_To be done_:
Copy every line that mentions the word "позицию".

_Data for processing_:

* * * * * * *

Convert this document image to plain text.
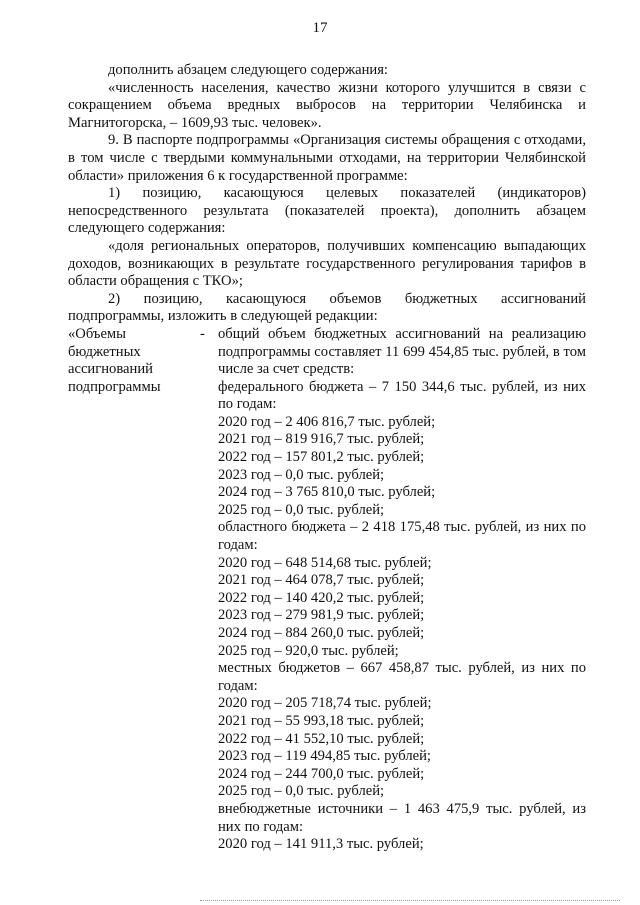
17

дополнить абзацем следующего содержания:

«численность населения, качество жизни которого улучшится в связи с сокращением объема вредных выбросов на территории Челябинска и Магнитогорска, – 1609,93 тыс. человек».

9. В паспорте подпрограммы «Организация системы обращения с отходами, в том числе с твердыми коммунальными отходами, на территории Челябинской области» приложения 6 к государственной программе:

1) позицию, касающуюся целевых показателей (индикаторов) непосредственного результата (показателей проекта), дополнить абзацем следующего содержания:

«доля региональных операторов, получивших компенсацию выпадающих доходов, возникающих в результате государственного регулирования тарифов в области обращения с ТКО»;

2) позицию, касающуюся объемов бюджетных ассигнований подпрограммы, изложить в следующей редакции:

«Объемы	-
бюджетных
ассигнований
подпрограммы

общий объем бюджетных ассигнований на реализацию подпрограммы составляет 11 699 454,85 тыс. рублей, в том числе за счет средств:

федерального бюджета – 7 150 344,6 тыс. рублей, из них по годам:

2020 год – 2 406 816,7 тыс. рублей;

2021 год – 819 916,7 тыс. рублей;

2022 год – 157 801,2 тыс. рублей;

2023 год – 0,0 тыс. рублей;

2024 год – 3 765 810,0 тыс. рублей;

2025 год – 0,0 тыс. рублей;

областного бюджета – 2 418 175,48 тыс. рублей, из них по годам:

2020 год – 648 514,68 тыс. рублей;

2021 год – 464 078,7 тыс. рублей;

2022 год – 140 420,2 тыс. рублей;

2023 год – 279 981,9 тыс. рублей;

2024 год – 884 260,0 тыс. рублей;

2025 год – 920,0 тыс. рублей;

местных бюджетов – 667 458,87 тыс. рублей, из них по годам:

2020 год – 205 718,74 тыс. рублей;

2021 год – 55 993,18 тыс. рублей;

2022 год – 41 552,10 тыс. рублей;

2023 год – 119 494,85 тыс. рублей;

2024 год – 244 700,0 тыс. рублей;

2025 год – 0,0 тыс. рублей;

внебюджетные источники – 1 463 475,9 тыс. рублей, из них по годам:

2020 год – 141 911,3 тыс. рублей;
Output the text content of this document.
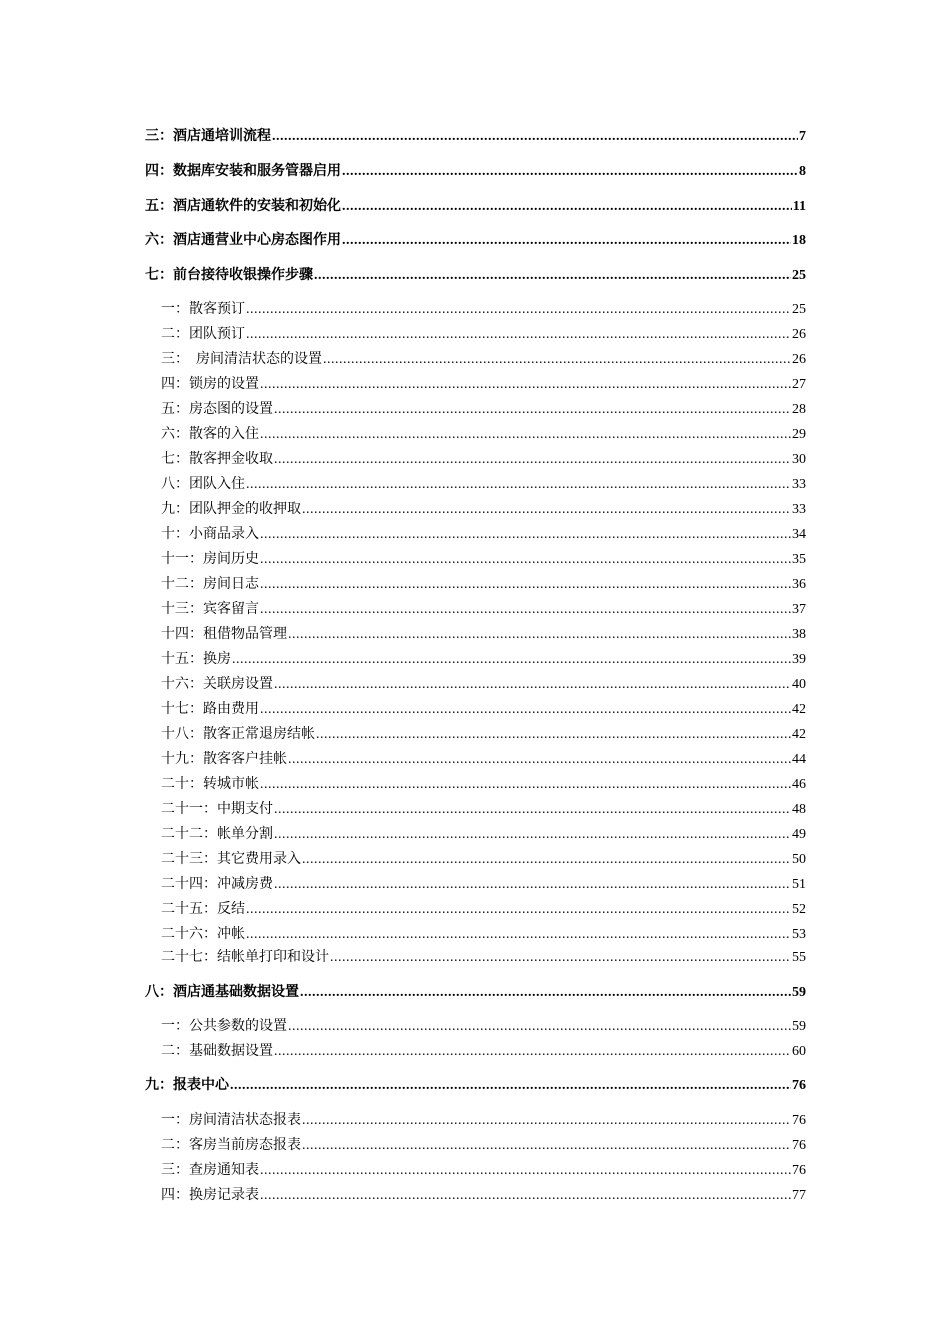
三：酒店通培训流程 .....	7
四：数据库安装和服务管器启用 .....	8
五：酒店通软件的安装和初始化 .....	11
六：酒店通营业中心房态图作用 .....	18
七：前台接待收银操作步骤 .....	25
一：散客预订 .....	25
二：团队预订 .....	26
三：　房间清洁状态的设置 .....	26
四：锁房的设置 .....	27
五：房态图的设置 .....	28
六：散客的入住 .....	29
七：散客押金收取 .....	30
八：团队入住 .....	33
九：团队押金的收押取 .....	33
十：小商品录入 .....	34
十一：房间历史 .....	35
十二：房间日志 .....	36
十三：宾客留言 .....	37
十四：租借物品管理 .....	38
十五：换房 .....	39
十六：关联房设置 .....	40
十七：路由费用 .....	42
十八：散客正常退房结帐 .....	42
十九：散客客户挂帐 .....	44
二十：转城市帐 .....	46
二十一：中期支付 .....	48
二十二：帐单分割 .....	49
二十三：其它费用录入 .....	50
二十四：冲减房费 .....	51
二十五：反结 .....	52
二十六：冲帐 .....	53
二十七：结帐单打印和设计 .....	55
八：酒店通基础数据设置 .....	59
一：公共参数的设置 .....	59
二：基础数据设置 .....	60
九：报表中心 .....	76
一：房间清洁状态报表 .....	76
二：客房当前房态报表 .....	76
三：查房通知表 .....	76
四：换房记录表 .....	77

* * * * * * *

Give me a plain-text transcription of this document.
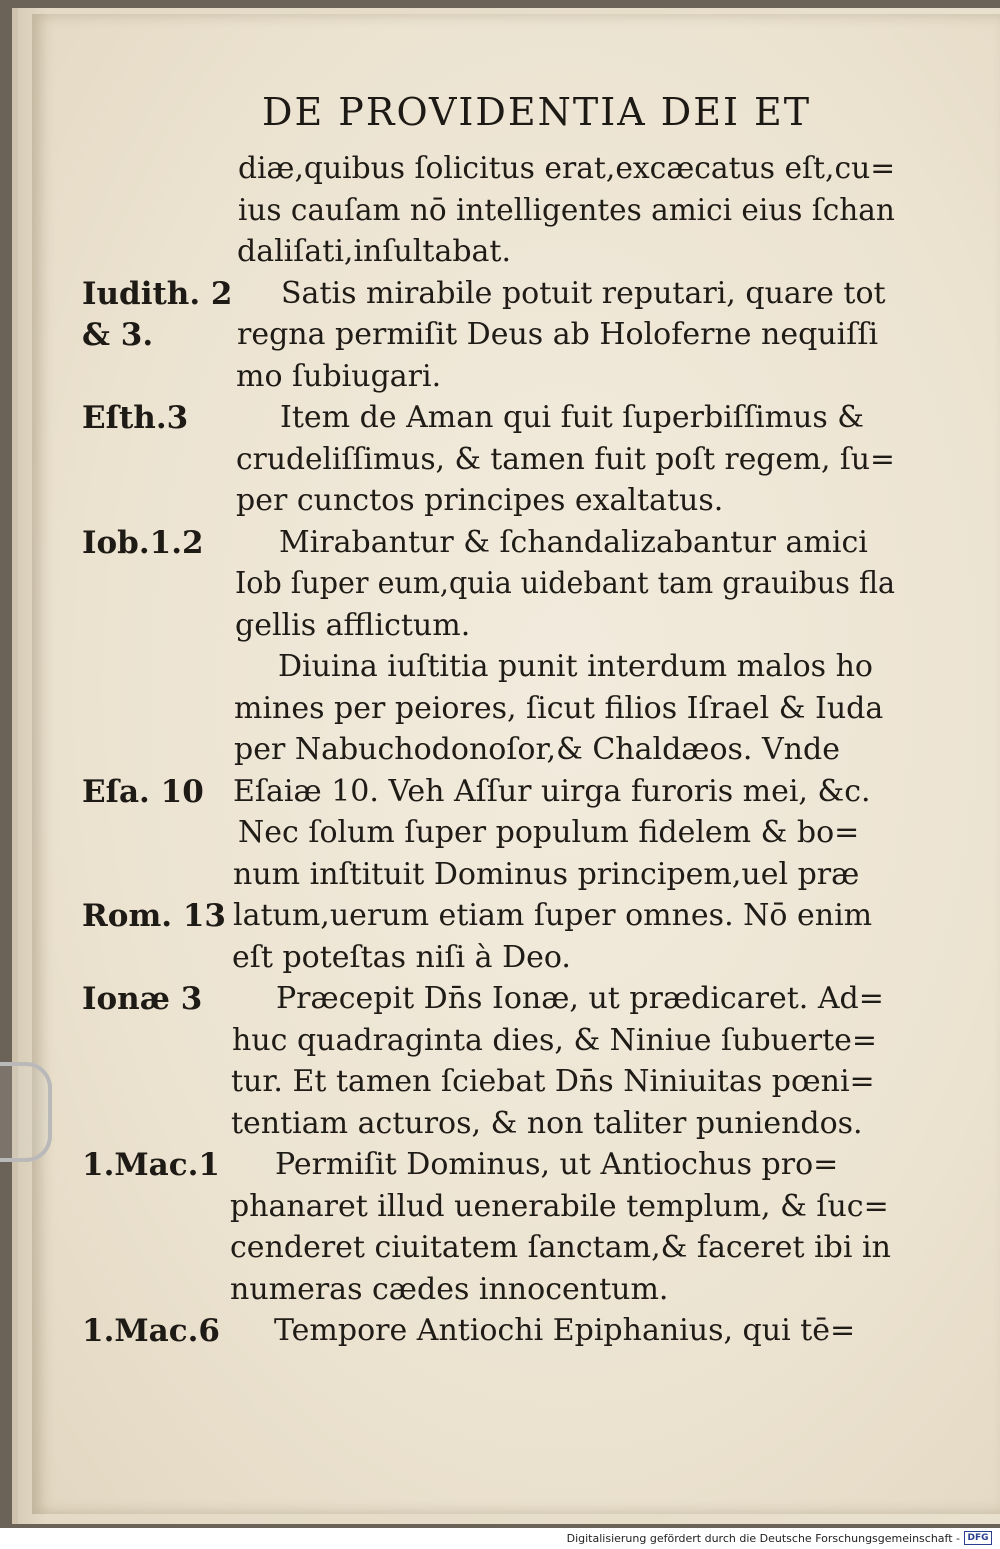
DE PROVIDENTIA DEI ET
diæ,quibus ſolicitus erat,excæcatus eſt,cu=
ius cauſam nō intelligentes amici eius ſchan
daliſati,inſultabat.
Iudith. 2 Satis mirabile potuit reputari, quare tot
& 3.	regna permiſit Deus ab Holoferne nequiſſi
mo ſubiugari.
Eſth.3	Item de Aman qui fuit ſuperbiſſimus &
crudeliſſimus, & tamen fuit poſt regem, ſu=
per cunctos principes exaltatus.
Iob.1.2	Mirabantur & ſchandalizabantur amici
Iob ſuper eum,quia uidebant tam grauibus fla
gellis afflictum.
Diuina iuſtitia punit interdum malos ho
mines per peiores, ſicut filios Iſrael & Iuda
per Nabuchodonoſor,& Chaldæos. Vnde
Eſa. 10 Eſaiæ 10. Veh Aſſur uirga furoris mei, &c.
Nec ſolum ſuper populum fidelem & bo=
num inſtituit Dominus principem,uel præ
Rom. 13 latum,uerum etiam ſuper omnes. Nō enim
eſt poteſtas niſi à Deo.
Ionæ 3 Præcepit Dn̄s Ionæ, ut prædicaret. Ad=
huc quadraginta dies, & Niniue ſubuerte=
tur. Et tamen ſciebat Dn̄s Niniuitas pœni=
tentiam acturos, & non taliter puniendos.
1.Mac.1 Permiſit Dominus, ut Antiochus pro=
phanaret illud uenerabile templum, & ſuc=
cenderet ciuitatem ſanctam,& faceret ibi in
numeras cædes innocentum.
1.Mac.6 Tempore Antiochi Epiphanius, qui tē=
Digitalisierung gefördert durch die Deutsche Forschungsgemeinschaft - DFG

* * * * * * *

_Expected answer_:
1) позицию, касающуюся целевых показателей (индикаторов) непосредственного результата (показателей проекта), дополнить абзацем следующего содержания:
2) позицию, касающуюся объемов бюджетных ассигнований подпрограммы, изложить в следующей редакции:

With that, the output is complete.